### PROBLEM REQUIREMENTS
Using the material below, copy every line where "extrémité" appears.

─── EXTRACTED DATA ───

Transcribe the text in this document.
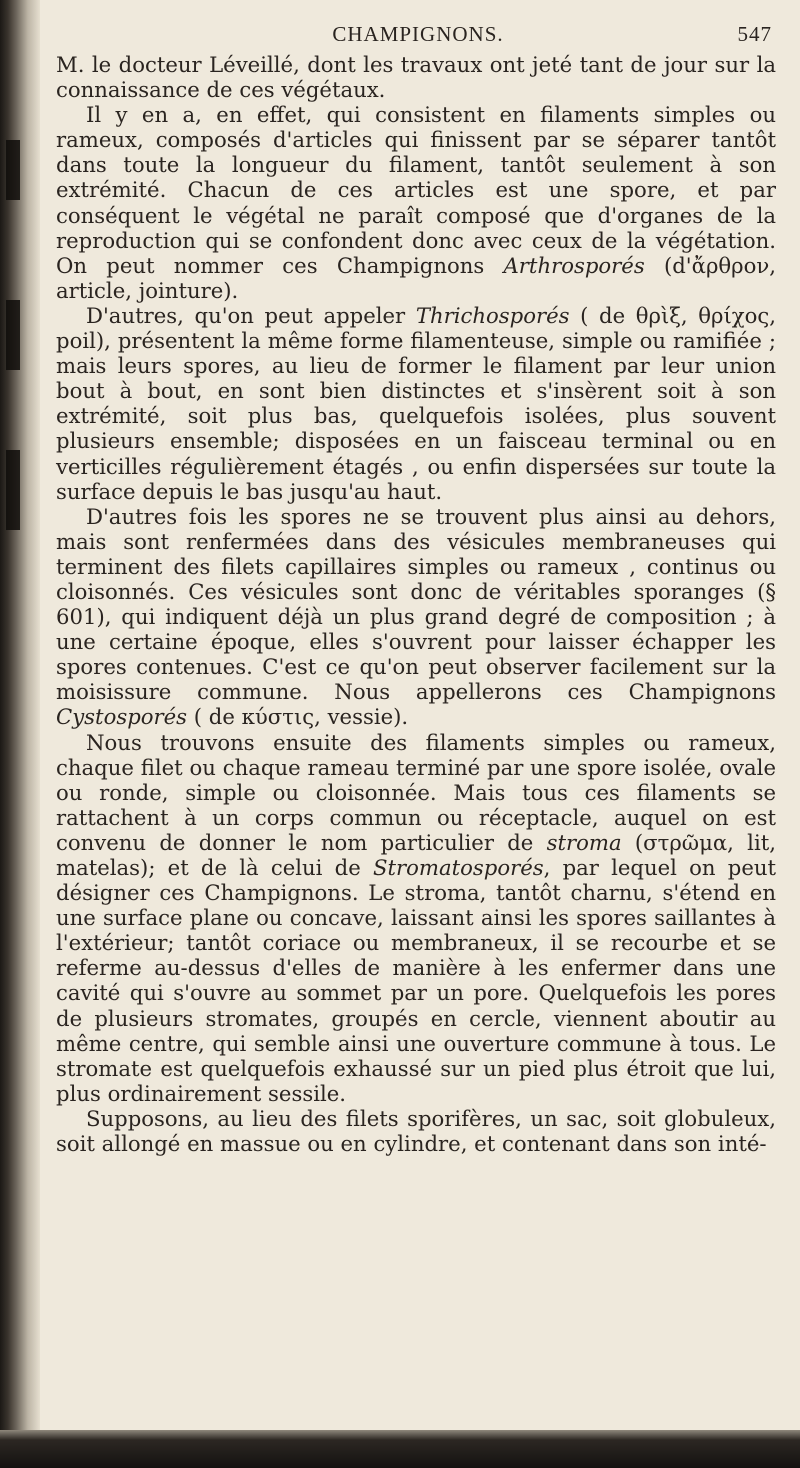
CHAMPIGNONS.	547

M. le docteur Léveillé, dont les travaux ont jeté tant de jour sur la connaissance de ces végétaux.

Il y en a, en effet, qui consistent en filaments simples ou rameux, composés d'articles qui finissent par se séparer tantôt dans toute la longueur du filament, tantôt seulement à son extrémité. Chacun de ces articles est une spore, et par conséquent le végétal ne paraît composé que d'organes de la reproduction qui se confondent donc avec ceux de la végétation. On peut nommer ces Champignons Arthrosporés (d'ἄρθρον, article, jointure).

D'autres, qu'on peut appeler Thrichosporés ( de θρὶξ, θρίχος, poil), présentent la même forme filamenteuse, simple ou ramifiée ; mais leurs spores, au lieu de former le filament par leur union bout à bout, en sont bien distinctes et s'insèrent soit à son extrémité, soit plus bas, quelquefois isolées, plus souvent plusieurs ensemble; disposées en un faisceau terminal ou en verticilles régulièrement étagés , ou enfin dispersées sur toute la surface depuis le bas jusqu'au haut.

D'autres fois les spores ne se trouvent plus ainsi au dehors, mais sont renfermées dans des vésicules membraneuses qui terminent des filets capillaires simples ou rameux , continus ou cloisonnés. Ces vésicules sont donc de véritables sporanges (§ 601), qui indiquent déjà un plus grand degré de composition ; à une certaine époque, elles s'ouvrent pour laisser échapper les spores contenues. C'est ce qu'on peut observer facilement sur la moisissure commune. Nous appellerons ces Champignons Cystosporés ( de κύστις, vessie).

Nous trouvons ensuite des filaments simples ou rameux, chaque filet ou chaque rameau terminé par une spore isolée, ovale ou ronde, simple ou cloisonnée. Mais tous ces filaments se rattachent à un corps commun ou réceptacle, auquel on est convenu de donner le nom particulier de stroma (στρῶμα, lit, matelas); et de là celui de Stromatosporés, par lequel on peut désigner ces Champignons. Le stroma, tantôt charnu, s'étend en une surface plane ou concave, laissant ainsi les spores saillantes à l'extérieur; tantôt coriace ou membraneux, il se recourbe et se referme au-dessus d'elles de manière à les enfermer dans une cavité qui s'ouvre au sommet par un pore. Quelquefois les pores de plusieurs stromates, groupés en cercle, viennent aboutir au même centre, qui semble ainsi une ouverture commune à tous. Le stromate est quelquefois exhaussé sur un pied plus étroit que lui, plus ordinairement sessile.

Supposons, au lieu des filets sporifères, un sac, soit globuleux, soit allongé en massue ou en cylindre, et contenant dans son inté-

───

### ANSWER TO THE EXERCISE
Il y en a, en effet, qui consistent en filaments simples ou rameux, composés d'articles qui finissent par se séparer tantôt dans toute la longueur du filament, tantôt seulement à son extrémité. Chacun de ces articles est une spore, et par conséquent le végétal ne paraît composé que d'organes de la reproduction qui se confondent donc avec ceux de la végétation. On peut nommer ces Champignons Arthrosporés (d'ἄρθρον, article, jointure).
D'autres, qu'on peut appeler Thrichosporés ( de θρὶξ, θρίχος, poil), présentent la même forme filamenteuse, simple ou ramifiée ; mais leurs spores, au lieu de former le filament par leur union bout à bout, en sont bien distinctes et s'insèrent soit à son extrémité, soit plus bas, quelquefois isolées, plus souvent plusieurs ensemble; disposées en un faisceau terminal ou en verticilles régulièrement étagés , ou enfin dispersées sur toute la surface depuis le bas jusqu'au haut.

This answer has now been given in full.